### [Exercise aim]
Select all lines with the string "Super" in them, and copy those lines.

### [Items from a dataset]
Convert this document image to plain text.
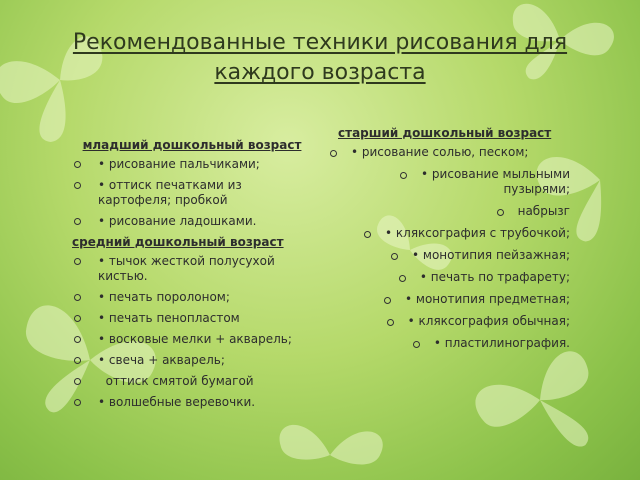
Рекомендованные техники рисования для каждого возраста
младший дошкольный возраст
• рисование пальчиками;
• оттиск печатками из картофеля; пробкой
• рисование ладошками.
средний дошкольный возраст
• тычок жесткой полусухой кистью.
• печать поролоном;
• печать пенопластом
• восковые мелки + акварель;
• свеча + акварель;
оттиск смятой бумагой
• волшебные веревочки.
старший дошкольный возраст
• рисование солью, песком;
• рисование мыльными пузырями;
набрызг
• кляксография с трубочкой;
• монотипия пейзажная;
• печать по трафарету;
• монотипия предметная;
• кляксография обычная;
• пластилинография.
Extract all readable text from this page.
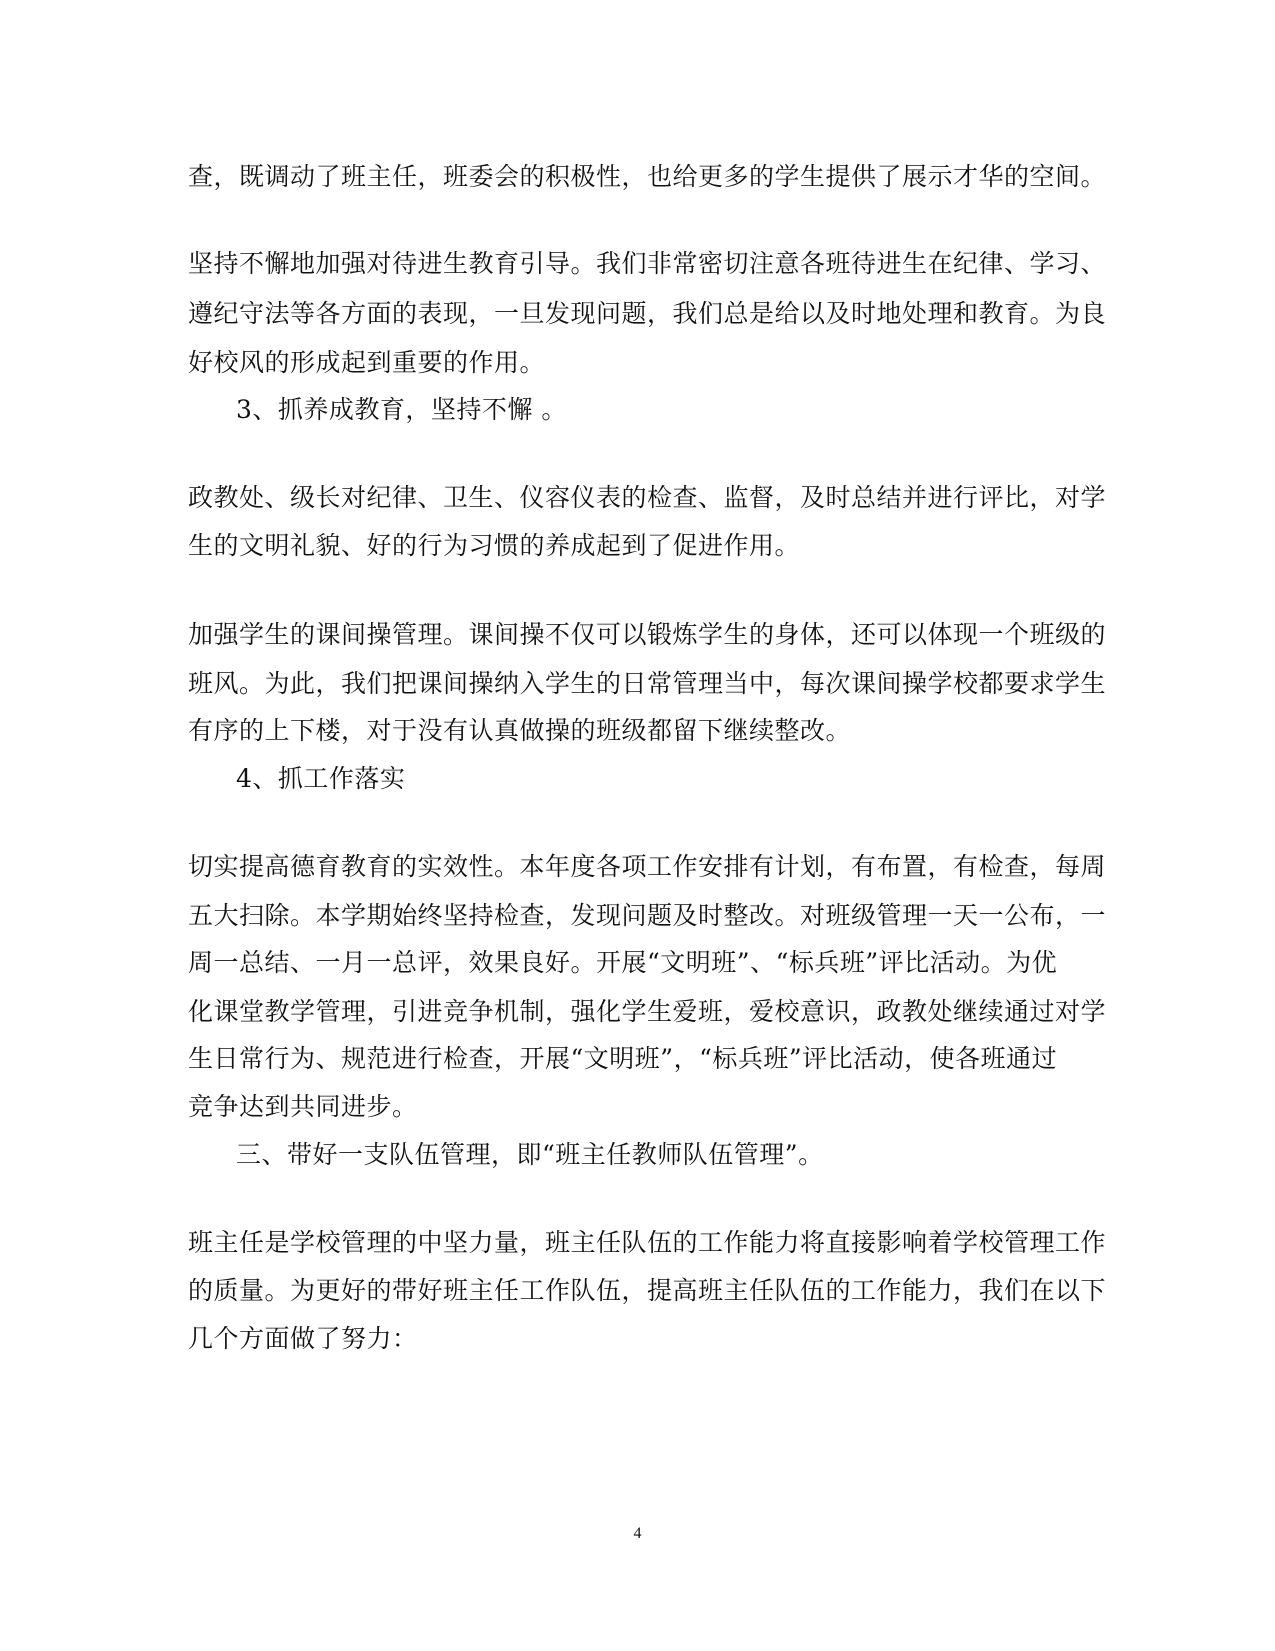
查，既调动了班主任，班委会的积极性，也给更多的学生提供了展示才华的空间。
坚持不懈地加强对待进生教育引导。我们非常密切注意各班待进生在纪律、学习、
遵纪守法等各方面的表现，一旦发现问题，我们总是给以及时地处理和教育。为良
好校风的形成起到重要的作用。
3、抓养成教育，坚持不懈 。
政教处、级长对纪律、卫生、仪容仪表的检查、监督，及时总结并进行评比，对学
生的文明礼貌、好的行为习惯的养成起到了促进作用。
加强学生的课间操管理。课间操不仅可以锻炼学生的身体，还可以体现一个班级的
班风。为此，我们把课间操纳入学生的日常管理当中，每次课间操学校都要求学生
有序的上下楼，对于没有认真做操的班级都留下继续整改。
4、抓工作落实
切实提高德育教育的实效性。本年度各项工作安排有计划，有布置，有检查，每周
五大扫除。本学期始终坚持检查，发现问题及时整改。对班级管理一天一公布，一
周一总结、一月一总评，效果良好。开展“文明班”、“标兵班”评比活动。为优
化课堂教学管理，引进竞争机制，强化学生爱班，爱校意识，政教处继续通过对学
生日常行为、规范进行检查，开展“文明班”，“标兵班”评比活动，使各班通过
竞争达到共同进步。
三、带好一支队伍管理，即“班主任教师队伍管理”。
班主任是学校管理的中坚力量，班主任队伍的工作能力将直接影响着学校管理工作
的质量。为更好的带好班主任工作队伍，提高班主任队伍的工作能力，我们在以下
几个方面做了努力：
4
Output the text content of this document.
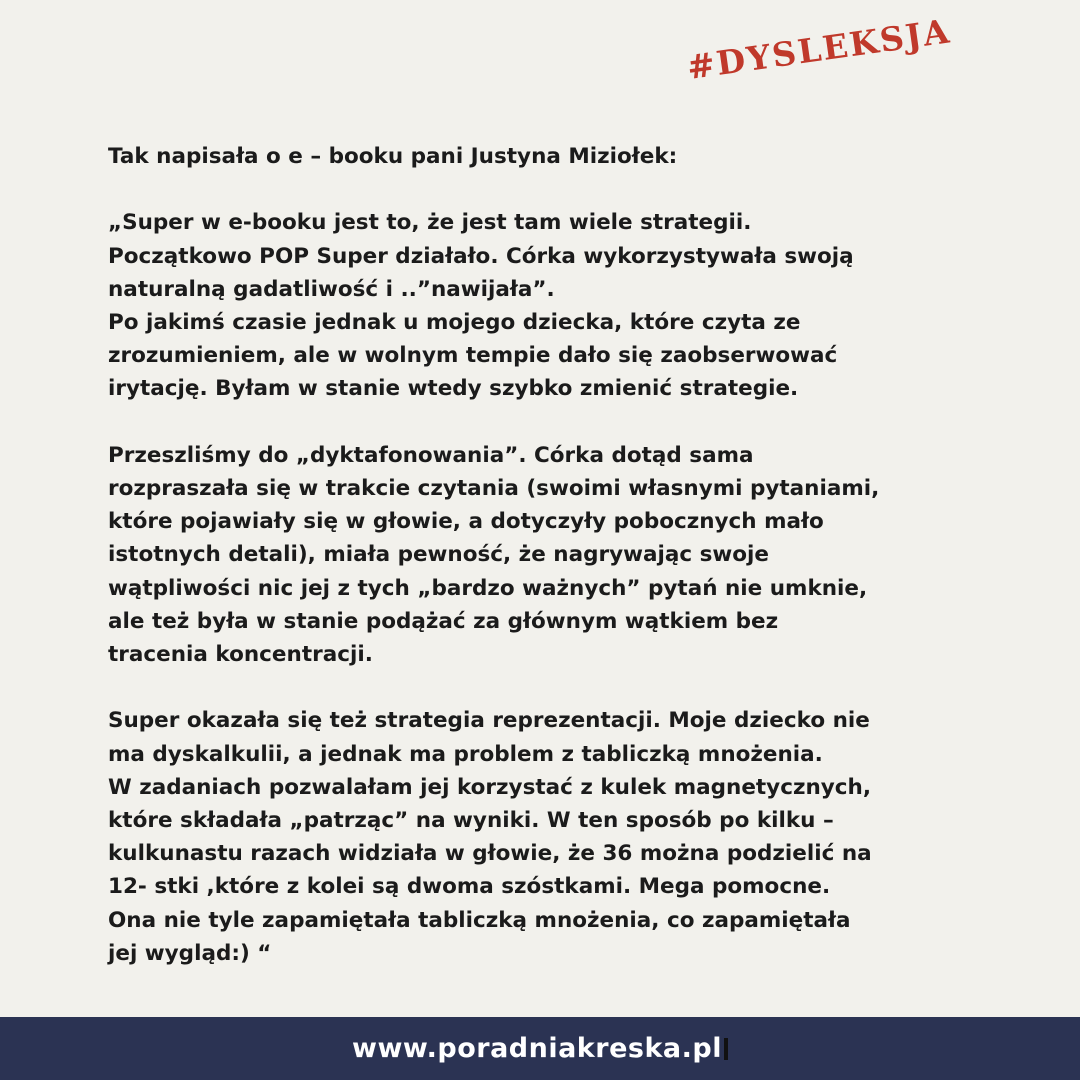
#DYSLEKSJA
Tak napisała o e – booku pani Justyna Miziołek:
„Super w e-booku jest to, że jest tam wiele strategii.
Początkowo POP Super działało. Córka wykorzystywała swoją
naturalną gadatliwość i ..”nawijała”.
Po jakimś czasie jednak u mojego dziecka, które czyta ze
zrozumieniem, ale w wolnym tempie dało się zaobserwować
irytację. Byłam w stanie wtedy szybko zmienić strategie.
Przeszliśmy do „dyktafonowania”. Córka dotąd sama
rozpraszała się w trakcie czytania (swoimi własnymi pytaniami,
które pojawiały się w głowie, a dotyczyły pobocznych mało
istotnych detali), miała pewność, że nagrywając swoje
wątpliwości nic jej z tych „bardzo ważnych” pytań nie umknie,
ale też była w stanie podążać za głównym wątkiem bez
tracenia koncentracji.
Super okazała się też strategia reprezentacji. Moje dziecko nie
ma dyskalkulii, a jednak ma problem z tabliczką mnożenia.
W zadaniach pozwalałam jej korzystać z kulek magnetycznych,
które składała „patrząc” na wyniki. W ten sposób po kilku –
kulkunastu razach widziała w głowie, że 36 można podzielić na
12- stki ,które z kolei są dwoma szóstkami. Mega pomocne.
Ona nie tyle zapamiętała tabliczką mnożenia, co zapamiętała
jej wygląd:) “
www.poradniakreska.pl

### [Answer for this exercise]
„Super w e-booku jest to, że jest tam wiele strategii.
Początkowo POP Super działało. Córka wykorzystywała swoją
Super okazała się też strategia reprezentacji. Moje dziecko nie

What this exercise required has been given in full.